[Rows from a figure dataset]
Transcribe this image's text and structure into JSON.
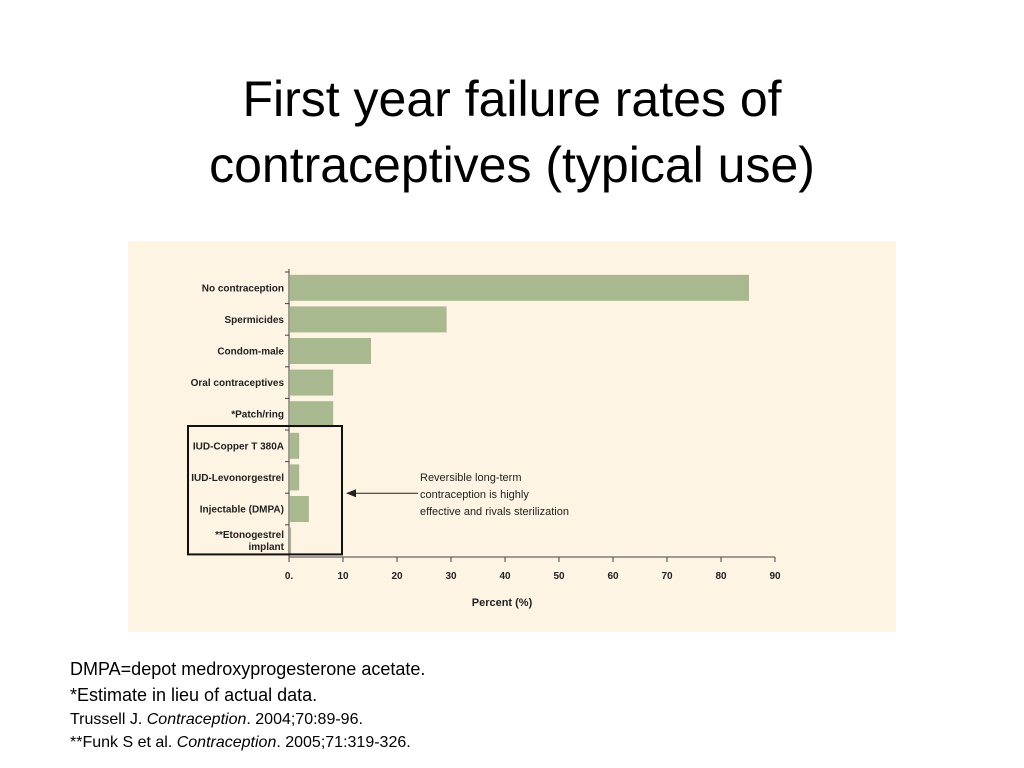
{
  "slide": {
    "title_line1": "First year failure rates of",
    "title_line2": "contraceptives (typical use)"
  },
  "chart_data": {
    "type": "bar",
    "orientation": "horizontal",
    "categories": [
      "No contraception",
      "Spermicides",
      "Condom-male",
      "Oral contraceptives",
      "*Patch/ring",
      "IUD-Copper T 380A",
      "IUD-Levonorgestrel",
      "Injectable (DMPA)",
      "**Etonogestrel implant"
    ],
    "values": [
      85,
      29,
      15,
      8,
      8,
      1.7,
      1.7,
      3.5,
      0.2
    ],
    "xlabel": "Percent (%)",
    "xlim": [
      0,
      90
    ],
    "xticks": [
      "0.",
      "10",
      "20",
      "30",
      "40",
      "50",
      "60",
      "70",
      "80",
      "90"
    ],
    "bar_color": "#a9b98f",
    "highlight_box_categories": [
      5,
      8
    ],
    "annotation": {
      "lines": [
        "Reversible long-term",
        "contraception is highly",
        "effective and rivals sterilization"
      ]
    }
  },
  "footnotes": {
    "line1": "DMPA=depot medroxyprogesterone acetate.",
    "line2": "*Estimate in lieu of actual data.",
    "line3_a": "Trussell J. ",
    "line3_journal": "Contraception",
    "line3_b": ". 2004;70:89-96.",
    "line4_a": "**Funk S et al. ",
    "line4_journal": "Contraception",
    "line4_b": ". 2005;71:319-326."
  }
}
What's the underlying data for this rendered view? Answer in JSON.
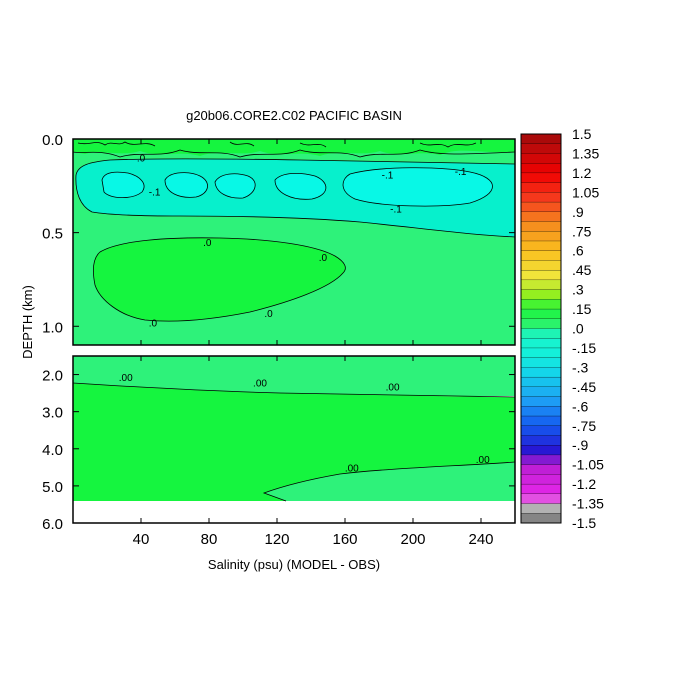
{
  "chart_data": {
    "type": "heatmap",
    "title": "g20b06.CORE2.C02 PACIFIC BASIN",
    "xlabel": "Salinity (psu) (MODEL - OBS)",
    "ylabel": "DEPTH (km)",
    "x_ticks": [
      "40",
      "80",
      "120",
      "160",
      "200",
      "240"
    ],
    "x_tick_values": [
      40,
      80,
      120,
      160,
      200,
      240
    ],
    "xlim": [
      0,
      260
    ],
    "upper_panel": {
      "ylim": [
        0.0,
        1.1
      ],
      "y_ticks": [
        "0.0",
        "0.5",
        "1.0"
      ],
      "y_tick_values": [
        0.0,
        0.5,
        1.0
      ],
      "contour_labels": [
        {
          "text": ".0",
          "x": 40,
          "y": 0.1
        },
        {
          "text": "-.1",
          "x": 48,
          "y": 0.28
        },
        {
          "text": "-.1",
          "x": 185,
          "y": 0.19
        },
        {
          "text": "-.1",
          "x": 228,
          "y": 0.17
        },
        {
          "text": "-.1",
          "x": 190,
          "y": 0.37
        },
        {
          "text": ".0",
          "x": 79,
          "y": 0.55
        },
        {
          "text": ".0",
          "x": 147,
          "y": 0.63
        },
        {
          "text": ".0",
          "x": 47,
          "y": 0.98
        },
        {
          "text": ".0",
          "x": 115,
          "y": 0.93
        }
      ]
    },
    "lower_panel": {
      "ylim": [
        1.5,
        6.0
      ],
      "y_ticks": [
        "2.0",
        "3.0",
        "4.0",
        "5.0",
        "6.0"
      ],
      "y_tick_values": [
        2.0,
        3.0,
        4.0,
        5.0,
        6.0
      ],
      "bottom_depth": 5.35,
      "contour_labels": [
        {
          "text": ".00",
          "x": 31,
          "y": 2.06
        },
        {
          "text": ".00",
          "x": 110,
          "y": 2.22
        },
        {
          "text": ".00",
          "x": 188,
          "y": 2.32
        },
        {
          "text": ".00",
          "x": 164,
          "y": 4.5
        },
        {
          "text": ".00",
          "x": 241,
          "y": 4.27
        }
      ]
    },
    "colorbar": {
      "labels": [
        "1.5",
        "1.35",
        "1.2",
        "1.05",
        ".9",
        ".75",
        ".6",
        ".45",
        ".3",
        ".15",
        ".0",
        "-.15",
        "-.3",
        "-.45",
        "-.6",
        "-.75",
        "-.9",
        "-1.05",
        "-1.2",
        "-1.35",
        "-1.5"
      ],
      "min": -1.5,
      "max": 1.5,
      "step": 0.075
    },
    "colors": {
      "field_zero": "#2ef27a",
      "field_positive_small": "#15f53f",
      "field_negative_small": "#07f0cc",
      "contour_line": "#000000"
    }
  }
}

- _STATED TASK_: Every record above should come back exactly, but without its pictures.

- _RESPONSE BELOW_:
Transcribe this image's text and structure into JSON.
{
  "slide": {
    "title_line1": "First year failure rates of",
    "title_line2": "contraceptives (typical use)"
  },
  "chart_data": {
    "type": "bar",
    "orientation": "horizontal",
    "categories": [
      "No contraception",
      "Spermicides",
      "Condom-male",
      "Oral contraceptives",
      "*Patch/ring",
      "IUD-Copper T 380A",
      "IUD-Levonorgestrel",
      "Injectable (DMPA)",
      "**Etonogestrel implant"
    ],
    "values": [
      85,
      29,
      15,
      8,
      8,
      1.7,
      1.7,
      3.5,
      0.2
    ],
    "xlabel": "Percent (%)",
    "xlim": [
      0,
      90
    ],
    "xticks": [
      "0.",
      "10",
      "20",
      "30",
      "40",
      "50",
      "60",
      "70",
      "80",
      "90"
    ],
    "bar_color": "#a9b98f",
    "highlight_box_categories": [
      5,
      8
    ],
    "annotation": {
      "lines": [
        "Reversible long-term",
        "contraception is highly",
        "effective and rivals sterilization"
      ]
    }
  },
  "footnotes": {
    "line1": "DMPA=depot medroxyprogesterone acetate.",
    "line2": "*Estimate in lieu of actual data.",
    "line3_a": "Trussell J. ",
    "line3_journal": "Contraception",
    "line3_b": ". 2004;70:89-96.",
    "line4_a": "**Funk S et al. ",
    "line4_journal": "Contraception",
    "line4_b": ". 2005;71:319-326."
  }
}
What's the underlying data for this rendered view? Answer in JSON.
{
  "chart_data": {
    "type": "heatmap",
    "title": "g20b06.CORE2.C02 PACIFIC BASIN",
    "xlabel": "Salinity (psu) (MODEL - OBS)",
    "ylabel": "DEPTH (km)",
    "x_ticks": [
      "40",
      "80",
      "120",
      "160",
      "200",
      "240"
    ],
    "x_tick_values": [
      40,
      80,
      120,
      160,
      200,
      240
    ],
    "xlim": [
      0,
      260
    ],
    "upper_panel": {
      "ylim": [
        0.0,
        1.1
      ],
      "y_ticks": [
        "0.0",
        "0.5",
        "1.0"
      ],
      "y_tick_values": [
        0.0,
        0.5,
        1.0
      ],
      "contour_labels": [
        {
          "text": ".0",
          "x": 40,
          "y": 0.1
        },
        {
          "text": "-.1",
          "x": 48,
          "y": 0.28
        },
        {
          "text": "-.1",
          "x": 185,
          "y": 0.19
        },
        {
          "text": "-.1",
          "x": 228,
          "y": 0.17
        },
        {
          "text": "-.1",
          "x": 190,
          "y": 0.37
        },
        {
          "text": ".0",
          "x": 79,
          "y": 0.55
        },
        {
          "text": ".0",
          "x": 147,
          "y": 0.63
        },
        {
          "text": ".0",
          "x": 47,
          "y": 0.98
        },
        {
          "text": ".0",
          "x": 115,
          "y": 0.93
        }
      ]
    },
    "lower_panel": {
      "ylim": [
        1.5,
        6.0
      ],
      "y_ticks": [
        "2.0",
        "3.0",
        "4.0",
        "5.0",
        "6.0"
      ],
      "y_tick_values": [
        2.0,
        3.0,
        4.0,
        5.0,
        6.0
      ],
      "bottom_depth": 5.35,
      "contour_labels": [
        {
          "text": ".00",
          "x": 31,
          "y": 2.06
        },
        {
          "text": ".00",
          "x": 110,
          "y": 2.22
        },
        {
          "text": ".00",
          "x": 188,
          "y": 2.32
        },
        {
          "text": ".00",
          "x": 164,
          "y": 4.5
        },
        {
          "text": ".00",
          "x": 241,
          "y": 4.27
        }
      ]
    },
    "colorbar": {
      "labels": [
        "1.5",
        "1.35",
        "1.2",
        "1.05",
        ".9",
        ".75",
        ".6",
        ".45",
        ".3",
        ".15",
        ".0",
        "-.15",
        "-.3",
        "-.45",
        "-.6",
        "-.75",
        "-.9",
        "-1.05",
        "-1.2",
        "-1.35",
        "-1.5"
      ],
      "min": -1.5,
      "max": 1.5,
      "step": 0.075
    },
    "colors": {
      "field_zero": "#2ef27a",
      "field_positive_small": "#15f53f",
      "field_negative_small": "#07f0cc",
      "contour_line": "#000000"
    }
  }
}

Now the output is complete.